Work to do: Scan the data beneath this task and copy each line that includes "últimas".
───── Records ─────
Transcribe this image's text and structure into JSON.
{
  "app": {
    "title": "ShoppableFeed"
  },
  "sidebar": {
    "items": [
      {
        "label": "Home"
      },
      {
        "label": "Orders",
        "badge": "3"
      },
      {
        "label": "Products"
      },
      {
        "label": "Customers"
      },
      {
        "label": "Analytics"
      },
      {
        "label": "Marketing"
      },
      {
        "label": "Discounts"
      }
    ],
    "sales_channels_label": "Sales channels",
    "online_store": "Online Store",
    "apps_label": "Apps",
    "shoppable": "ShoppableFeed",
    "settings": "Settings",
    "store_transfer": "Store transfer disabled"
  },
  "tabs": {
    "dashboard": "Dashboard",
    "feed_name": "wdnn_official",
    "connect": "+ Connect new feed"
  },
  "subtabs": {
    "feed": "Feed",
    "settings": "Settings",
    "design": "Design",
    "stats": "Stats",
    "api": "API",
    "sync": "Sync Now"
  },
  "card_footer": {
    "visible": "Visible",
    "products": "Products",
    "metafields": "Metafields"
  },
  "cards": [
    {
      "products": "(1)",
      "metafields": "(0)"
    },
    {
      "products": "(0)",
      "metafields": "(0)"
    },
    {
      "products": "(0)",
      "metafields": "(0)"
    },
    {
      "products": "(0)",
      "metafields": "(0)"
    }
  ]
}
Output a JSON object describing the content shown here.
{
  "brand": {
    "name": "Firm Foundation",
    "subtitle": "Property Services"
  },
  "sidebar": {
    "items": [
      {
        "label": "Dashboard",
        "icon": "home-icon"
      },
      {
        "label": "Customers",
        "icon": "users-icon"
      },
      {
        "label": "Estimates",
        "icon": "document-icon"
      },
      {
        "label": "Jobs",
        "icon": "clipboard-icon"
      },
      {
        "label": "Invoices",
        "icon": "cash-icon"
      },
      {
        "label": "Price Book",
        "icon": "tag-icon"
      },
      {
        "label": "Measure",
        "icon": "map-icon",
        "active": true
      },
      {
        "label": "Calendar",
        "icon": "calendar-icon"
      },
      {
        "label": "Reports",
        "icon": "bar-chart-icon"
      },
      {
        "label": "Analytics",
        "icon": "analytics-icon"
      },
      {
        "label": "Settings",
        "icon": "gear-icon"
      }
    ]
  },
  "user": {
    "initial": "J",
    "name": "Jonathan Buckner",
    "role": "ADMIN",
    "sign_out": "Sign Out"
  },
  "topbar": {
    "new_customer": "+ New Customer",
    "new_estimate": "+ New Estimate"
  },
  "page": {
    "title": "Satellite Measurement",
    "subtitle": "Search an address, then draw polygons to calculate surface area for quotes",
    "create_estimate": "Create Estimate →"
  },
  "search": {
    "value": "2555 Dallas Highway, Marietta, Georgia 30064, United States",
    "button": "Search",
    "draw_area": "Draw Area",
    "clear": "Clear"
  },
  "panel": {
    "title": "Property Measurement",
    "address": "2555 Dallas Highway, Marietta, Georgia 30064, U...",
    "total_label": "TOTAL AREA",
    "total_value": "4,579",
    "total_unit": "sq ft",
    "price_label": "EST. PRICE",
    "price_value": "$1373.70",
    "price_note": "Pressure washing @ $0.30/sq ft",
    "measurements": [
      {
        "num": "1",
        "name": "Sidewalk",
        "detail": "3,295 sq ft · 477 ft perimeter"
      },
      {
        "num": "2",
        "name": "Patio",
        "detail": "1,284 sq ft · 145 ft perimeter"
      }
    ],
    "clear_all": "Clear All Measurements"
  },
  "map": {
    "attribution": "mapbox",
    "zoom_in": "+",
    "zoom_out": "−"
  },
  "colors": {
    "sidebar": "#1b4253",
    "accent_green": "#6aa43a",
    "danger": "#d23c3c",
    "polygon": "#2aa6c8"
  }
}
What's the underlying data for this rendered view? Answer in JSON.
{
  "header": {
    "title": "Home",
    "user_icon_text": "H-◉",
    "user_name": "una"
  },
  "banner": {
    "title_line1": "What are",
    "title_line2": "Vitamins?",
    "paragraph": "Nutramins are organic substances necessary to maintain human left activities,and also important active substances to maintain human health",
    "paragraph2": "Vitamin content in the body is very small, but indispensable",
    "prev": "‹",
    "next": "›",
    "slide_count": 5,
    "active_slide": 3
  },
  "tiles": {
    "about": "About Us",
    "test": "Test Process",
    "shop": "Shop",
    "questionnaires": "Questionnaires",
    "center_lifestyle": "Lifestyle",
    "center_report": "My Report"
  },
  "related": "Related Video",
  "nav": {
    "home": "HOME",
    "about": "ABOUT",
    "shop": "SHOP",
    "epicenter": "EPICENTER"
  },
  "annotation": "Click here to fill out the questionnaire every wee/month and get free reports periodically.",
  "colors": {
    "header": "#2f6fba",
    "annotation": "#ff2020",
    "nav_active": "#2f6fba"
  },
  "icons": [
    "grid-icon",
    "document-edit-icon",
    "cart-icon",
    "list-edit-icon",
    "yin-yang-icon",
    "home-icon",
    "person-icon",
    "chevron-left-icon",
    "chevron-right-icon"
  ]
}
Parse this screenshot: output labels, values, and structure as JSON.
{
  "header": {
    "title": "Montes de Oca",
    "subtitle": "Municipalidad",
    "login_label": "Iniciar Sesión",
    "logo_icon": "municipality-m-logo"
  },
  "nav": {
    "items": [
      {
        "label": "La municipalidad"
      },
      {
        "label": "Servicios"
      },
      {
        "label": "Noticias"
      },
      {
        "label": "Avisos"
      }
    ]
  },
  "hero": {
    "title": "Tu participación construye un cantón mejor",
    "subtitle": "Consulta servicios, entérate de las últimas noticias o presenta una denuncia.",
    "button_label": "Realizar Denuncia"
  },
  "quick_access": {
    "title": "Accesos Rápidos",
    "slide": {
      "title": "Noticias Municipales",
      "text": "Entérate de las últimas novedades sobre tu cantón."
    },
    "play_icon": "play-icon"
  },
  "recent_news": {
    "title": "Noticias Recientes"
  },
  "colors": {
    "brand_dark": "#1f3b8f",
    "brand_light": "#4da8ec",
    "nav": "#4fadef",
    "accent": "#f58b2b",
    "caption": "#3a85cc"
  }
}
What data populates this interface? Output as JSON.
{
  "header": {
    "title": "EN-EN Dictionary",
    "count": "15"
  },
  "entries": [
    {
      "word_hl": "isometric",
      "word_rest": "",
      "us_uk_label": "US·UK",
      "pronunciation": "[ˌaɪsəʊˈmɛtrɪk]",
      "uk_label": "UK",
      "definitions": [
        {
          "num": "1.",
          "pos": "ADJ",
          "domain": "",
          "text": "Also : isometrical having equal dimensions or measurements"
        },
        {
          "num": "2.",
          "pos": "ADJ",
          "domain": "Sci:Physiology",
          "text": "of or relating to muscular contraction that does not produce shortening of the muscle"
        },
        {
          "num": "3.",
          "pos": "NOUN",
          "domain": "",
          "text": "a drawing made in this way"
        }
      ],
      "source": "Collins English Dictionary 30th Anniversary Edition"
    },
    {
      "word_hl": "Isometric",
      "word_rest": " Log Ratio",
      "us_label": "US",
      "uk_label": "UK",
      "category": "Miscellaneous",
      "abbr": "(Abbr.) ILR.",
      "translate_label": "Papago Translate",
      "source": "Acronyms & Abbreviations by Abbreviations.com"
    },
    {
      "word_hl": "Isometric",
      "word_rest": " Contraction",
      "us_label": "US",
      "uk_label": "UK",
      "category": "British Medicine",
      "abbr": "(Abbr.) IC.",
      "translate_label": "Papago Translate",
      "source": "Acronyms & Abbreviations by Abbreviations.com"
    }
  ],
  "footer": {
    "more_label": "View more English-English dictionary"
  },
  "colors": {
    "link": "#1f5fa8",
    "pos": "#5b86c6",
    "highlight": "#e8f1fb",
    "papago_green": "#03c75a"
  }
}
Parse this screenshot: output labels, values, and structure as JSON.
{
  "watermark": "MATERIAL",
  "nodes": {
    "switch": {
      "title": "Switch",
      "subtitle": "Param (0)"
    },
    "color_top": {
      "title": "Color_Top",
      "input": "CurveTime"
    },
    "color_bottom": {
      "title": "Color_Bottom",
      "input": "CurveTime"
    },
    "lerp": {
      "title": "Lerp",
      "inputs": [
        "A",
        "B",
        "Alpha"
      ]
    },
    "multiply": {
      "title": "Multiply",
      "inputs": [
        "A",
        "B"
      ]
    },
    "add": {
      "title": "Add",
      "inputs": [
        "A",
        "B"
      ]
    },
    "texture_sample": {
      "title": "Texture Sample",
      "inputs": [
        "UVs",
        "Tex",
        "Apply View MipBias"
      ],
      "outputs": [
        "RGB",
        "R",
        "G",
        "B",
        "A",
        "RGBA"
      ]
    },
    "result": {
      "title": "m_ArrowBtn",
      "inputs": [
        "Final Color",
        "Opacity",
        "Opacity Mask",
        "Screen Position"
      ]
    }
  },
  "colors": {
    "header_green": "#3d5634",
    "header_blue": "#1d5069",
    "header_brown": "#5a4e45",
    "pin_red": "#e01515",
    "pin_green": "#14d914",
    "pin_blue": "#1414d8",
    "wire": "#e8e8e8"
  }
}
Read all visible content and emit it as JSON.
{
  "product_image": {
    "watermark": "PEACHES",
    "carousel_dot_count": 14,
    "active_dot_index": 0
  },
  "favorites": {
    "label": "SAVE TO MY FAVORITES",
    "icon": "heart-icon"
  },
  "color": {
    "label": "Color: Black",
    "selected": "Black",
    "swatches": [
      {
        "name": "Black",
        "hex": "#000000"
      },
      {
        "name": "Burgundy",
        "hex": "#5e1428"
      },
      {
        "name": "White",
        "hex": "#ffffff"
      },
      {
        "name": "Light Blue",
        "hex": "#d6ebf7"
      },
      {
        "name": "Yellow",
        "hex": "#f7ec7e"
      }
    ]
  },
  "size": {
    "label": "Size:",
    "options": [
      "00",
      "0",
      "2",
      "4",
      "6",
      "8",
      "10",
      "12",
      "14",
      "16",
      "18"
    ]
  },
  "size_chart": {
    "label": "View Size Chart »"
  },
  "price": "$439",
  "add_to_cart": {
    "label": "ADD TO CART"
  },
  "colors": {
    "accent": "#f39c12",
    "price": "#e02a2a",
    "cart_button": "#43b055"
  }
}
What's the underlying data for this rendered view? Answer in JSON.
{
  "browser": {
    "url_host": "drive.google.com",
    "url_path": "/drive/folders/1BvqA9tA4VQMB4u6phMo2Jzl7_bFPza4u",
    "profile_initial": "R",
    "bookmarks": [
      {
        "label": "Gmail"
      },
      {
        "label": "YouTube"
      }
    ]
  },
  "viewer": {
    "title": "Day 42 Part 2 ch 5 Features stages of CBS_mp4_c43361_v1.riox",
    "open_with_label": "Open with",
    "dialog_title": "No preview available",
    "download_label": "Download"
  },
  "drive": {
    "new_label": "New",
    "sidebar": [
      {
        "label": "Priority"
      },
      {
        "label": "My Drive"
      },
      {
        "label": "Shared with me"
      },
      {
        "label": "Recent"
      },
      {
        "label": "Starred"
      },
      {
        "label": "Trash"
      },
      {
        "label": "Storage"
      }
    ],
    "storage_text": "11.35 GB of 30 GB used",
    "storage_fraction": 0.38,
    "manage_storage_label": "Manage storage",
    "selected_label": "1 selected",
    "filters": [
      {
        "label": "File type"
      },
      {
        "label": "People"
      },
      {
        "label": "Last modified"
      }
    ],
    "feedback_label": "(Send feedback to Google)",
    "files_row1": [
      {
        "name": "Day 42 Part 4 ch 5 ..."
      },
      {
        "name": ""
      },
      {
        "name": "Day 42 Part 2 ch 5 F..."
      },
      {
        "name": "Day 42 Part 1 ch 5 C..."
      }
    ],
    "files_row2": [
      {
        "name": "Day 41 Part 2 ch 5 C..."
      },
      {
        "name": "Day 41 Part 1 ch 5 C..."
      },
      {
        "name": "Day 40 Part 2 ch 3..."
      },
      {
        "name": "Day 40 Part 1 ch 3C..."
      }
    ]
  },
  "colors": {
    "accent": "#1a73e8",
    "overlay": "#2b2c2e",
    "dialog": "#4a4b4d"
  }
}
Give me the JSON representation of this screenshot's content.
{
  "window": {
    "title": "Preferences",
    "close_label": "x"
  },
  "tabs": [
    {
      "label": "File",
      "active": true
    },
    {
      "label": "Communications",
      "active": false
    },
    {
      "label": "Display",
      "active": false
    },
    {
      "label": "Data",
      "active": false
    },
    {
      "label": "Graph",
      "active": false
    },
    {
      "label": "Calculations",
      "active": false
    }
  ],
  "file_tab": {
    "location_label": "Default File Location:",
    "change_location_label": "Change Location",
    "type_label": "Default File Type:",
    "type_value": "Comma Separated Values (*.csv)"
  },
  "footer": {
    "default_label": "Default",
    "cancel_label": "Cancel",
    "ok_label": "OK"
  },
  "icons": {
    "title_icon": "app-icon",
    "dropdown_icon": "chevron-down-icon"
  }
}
─────
Output for this task:
    "subtitle": "Consulta servicios, entérate de las últimas noticias o presenta una denuncia.",
      "text": "Entérate de las últimas novedades sobre tu cantón."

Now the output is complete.